### Dataset entries
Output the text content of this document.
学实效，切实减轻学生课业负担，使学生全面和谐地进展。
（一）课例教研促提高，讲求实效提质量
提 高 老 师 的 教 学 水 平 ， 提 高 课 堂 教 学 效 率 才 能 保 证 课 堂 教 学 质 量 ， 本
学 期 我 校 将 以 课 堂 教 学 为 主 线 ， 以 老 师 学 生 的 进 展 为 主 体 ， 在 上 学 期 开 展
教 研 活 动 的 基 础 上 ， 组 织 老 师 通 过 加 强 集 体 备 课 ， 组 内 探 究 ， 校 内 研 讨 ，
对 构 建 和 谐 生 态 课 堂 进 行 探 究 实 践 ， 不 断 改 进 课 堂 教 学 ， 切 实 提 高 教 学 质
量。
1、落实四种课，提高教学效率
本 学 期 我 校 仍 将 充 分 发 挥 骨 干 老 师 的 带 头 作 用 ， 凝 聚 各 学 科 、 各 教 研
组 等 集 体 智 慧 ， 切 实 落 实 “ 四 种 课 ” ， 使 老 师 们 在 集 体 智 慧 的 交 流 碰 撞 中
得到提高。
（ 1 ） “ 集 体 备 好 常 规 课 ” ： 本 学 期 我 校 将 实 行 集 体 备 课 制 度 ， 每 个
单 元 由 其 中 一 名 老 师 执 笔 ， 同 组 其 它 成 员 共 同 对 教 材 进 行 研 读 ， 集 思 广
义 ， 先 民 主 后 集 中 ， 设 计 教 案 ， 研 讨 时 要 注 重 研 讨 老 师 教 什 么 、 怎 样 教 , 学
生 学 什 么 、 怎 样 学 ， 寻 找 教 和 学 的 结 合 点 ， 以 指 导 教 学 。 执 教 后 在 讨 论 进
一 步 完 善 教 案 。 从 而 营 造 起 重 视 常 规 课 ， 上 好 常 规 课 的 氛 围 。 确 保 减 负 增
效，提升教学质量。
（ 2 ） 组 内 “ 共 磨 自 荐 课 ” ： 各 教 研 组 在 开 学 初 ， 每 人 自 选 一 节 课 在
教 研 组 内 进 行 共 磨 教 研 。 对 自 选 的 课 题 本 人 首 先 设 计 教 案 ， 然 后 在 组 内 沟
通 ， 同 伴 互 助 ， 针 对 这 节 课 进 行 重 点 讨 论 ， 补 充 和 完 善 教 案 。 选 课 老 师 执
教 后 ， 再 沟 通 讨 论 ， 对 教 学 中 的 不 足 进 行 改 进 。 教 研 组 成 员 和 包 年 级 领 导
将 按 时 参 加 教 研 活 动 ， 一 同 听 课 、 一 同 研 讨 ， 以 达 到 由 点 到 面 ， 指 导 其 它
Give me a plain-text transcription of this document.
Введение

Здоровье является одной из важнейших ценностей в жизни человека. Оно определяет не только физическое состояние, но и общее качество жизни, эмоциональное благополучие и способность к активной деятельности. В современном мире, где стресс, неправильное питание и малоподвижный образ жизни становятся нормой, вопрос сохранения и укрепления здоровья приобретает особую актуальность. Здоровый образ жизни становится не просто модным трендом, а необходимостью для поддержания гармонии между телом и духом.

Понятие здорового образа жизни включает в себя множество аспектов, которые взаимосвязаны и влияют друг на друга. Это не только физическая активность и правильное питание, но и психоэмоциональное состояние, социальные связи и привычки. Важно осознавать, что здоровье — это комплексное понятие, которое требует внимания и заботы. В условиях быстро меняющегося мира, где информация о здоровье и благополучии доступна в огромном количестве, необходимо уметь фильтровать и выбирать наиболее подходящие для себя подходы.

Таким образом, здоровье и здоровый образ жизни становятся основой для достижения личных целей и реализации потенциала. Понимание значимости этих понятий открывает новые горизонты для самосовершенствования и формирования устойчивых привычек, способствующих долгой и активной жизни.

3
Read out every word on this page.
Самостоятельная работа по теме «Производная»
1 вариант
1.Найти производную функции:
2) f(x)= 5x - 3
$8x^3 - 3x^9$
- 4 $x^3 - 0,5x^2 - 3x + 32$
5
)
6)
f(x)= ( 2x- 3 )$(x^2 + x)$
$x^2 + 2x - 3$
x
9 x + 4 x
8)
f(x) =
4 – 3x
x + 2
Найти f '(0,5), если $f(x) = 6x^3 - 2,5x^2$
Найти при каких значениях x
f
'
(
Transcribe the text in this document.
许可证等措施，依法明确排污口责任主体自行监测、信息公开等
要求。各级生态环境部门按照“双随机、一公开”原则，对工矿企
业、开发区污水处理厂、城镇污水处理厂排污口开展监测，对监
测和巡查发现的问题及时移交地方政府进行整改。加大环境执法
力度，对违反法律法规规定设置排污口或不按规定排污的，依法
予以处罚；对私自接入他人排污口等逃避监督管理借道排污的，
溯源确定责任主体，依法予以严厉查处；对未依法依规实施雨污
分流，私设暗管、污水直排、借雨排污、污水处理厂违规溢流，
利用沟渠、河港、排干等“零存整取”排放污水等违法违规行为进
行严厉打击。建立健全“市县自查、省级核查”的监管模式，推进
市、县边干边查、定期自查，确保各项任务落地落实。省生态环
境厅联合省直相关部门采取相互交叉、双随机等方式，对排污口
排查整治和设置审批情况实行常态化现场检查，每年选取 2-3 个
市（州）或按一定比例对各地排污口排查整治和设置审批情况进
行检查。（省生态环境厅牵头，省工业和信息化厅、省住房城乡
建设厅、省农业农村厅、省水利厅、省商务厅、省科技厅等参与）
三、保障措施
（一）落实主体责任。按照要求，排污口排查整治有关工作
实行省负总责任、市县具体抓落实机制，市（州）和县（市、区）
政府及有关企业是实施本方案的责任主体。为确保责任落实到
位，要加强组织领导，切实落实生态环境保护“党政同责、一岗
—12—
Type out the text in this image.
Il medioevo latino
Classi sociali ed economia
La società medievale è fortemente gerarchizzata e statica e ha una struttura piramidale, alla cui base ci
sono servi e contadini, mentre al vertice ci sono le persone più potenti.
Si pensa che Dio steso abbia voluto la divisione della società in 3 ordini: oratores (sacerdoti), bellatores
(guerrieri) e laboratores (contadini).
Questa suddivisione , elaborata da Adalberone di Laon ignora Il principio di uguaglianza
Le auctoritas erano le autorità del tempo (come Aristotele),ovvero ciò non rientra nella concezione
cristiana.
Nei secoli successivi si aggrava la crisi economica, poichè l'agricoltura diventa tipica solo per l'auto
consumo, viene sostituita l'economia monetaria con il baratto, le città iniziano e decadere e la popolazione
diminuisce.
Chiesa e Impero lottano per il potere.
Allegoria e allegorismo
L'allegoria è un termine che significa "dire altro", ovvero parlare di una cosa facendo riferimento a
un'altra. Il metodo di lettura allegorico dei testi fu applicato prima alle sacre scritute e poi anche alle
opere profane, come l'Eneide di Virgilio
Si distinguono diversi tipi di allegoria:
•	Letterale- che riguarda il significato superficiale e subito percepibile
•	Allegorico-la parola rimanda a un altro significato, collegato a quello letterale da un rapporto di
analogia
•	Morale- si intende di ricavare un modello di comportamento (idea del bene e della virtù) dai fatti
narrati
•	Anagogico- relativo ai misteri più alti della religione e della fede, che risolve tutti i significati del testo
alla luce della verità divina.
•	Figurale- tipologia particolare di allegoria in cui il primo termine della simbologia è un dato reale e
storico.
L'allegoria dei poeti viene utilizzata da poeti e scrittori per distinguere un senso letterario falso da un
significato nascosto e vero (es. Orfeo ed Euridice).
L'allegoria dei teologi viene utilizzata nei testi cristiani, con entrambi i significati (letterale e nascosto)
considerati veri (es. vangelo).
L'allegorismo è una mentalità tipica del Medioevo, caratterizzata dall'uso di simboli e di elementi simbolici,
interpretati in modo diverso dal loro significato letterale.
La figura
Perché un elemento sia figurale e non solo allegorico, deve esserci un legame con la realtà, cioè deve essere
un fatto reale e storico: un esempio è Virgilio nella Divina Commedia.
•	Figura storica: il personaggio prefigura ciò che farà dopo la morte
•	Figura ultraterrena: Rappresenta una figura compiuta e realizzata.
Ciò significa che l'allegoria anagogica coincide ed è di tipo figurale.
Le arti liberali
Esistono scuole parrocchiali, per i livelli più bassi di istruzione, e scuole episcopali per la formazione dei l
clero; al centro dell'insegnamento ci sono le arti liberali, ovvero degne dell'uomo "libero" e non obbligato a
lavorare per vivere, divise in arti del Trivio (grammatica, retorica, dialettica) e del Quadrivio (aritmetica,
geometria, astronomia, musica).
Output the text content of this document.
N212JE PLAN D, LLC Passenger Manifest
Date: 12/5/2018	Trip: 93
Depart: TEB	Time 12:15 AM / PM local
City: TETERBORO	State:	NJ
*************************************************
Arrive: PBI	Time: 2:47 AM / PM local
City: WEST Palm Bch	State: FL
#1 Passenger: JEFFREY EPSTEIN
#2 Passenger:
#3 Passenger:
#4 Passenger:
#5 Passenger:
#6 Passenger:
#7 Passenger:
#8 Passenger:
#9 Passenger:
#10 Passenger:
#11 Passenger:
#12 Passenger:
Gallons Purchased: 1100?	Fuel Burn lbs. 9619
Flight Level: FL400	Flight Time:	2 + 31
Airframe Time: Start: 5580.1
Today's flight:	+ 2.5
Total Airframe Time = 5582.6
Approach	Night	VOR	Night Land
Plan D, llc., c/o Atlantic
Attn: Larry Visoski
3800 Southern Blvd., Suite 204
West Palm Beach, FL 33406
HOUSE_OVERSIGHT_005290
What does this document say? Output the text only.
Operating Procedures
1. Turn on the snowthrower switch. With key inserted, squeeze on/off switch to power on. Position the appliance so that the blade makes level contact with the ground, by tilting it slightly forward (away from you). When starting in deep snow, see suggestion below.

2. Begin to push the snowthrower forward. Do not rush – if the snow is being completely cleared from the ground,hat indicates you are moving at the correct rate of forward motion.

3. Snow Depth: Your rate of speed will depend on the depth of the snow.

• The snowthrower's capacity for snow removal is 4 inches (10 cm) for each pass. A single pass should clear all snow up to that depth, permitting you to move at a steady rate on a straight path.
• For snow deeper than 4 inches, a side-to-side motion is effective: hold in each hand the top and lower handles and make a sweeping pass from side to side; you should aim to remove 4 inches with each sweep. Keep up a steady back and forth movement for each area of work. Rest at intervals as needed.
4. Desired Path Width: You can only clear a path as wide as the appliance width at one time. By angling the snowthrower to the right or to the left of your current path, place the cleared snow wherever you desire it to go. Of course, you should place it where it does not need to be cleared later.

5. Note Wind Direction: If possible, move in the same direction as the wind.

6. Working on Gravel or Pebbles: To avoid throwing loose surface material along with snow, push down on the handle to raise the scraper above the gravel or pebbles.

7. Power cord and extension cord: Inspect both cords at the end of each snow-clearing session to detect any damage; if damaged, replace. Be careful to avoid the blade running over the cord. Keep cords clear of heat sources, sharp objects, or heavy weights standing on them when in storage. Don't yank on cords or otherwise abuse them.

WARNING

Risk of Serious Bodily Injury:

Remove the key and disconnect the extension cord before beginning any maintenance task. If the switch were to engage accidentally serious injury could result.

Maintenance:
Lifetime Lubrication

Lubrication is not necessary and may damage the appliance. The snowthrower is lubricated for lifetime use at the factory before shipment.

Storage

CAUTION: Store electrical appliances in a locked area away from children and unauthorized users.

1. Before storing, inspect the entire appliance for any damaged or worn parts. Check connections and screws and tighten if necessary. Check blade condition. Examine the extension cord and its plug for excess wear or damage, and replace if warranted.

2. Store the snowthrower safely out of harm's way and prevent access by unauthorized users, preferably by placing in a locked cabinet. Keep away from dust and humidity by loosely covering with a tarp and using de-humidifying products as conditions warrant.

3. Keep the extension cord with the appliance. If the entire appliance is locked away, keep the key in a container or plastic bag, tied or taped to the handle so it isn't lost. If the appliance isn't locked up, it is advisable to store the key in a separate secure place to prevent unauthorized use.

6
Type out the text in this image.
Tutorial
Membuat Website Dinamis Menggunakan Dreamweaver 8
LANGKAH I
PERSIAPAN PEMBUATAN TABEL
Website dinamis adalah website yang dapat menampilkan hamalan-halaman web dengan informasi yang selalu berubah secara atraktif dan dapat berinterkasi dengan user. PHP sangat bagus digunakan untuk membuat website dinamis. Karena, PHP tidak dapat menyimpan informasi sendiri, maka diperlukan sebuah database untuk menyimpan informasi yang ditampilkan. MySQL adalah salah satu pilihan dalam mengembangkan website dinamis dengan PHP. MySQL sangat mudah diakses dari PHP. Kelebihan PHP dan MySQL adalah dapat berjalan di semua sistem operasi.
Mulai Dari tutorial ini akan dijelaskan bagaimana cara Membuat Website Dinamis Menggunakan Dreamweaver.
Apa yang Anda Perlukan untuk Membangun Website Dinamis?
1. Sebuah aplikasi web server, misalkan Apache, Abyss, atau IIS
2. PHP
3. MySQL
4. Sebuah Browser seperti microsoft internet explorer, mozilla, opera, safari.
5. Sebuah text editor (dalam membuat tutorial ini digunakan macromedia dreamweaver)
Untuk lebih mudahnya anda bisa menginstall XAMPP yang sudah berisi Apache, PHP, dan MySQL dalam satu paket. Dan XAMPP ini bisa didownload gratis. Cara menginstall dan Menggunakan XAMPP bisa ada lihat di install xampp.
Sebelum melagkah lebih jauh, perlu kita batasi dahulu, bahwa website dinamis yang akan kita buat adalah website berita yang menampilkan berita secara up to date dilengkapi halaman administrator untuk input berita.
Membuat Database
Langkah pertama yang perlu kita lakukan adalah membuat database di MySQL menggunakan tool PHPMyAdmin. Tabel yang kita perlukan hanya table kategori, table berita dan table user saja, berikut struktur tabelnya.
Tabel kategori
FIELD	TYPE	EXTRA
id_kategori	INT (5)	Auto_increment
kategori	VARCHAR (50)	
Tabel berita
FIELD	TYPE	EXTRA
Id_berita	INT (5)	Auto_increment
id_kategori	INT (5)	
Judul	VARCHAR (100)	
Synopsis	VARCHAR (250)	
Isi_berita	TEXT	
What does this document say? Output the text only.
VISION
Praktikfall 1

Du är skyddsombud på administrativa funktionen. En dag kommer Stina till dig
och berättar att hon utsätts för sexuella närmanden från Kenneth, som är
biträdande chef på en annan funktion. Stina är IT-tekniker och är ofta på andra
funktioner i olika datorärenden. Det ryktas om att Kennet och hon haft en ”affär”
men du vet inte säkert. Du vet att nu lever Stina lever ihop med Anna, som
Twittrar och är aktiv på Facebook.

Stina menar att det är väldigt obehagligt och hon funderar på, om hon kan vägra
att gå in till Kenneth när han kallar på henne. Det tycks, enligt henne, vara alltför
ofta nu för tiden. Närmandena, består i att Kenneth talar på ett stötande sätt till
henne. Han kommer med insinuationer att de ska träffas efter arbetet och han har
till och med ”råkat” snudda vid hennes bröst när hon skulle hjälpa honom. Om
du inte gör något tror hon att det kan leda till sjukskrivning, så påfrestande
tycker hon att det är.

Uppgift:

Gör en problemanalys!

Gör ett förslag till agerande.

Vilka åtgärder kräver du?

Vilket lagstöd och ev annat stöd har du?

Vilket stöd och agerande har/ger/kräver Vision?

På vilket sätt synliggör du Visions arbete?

### Work to be completed
Pick out and copy the lines of the entries that hold the string "inches".

### Exercise response
• The snowthrower's capacity for snow removal is 4 inches (10 cm) for each pass. A single pass should clear all snow up to that depth, permitting you to move at a steady rate on a straight path.
• For snow deeper than 4 inches, a side-to-side motion is effective: hold in each hand the top and lower handles and make a sweeping pass from side to side; you should aim to remove 4 inches with each sweep. Keep up a steady back and forth movement for each area of work. Rest at intervals as needed.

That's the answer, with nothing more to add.